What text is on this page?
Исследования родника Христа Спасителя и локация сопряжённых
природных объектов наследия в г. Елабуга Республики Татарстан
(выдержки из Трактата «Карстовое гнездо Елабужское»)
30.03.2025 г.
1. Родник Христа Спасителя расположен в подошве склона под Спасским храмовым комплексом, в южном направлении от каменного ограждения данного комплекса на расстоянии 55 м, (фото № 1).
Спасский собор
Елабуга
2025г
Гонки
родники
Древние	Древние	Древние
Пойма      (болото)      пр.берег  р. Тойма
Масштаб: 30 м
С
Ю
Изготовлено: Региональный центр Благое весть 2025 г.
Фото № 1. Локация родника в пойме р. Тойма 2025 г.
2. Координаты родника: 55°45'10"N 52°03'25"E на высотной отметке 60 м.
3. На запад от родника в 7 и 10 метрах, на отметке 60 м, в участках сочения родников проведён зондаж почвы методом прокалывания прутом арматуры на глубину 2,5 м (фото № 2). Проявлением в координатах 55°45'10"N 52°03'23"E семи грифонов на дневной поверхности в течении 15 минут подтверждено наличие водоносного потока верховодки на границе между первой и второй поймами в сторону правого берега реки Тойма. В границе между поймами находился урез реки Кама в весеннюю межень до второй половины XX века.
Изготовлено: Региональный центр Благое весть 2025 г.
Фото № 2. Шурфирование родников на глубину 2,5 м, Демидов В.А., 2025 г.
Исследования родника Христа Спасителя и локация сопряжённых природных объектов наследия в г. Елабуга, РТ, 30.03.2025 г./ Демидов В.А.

-.-.-

PROBLEM TO WORK ON:
Look above for lines with the word "Спасителя" and copy them all.

ANSWER FOR THIS EXERCISE:
Исследования родника Христа Спасителя и локация сопряжённых
1. Родник Христа Спасителя расположен в подошве склона под Спасским храмовым комплексом, в южном направлении от каменного ограждения данного комплекса на расстоянии 55 м, (фото № 1).
Исследования родника Христа Спасителя и локация сопряжённых природных объектов наследия в г. Елабуга, РТ, 30.03.2025 г./ Демидов В.А.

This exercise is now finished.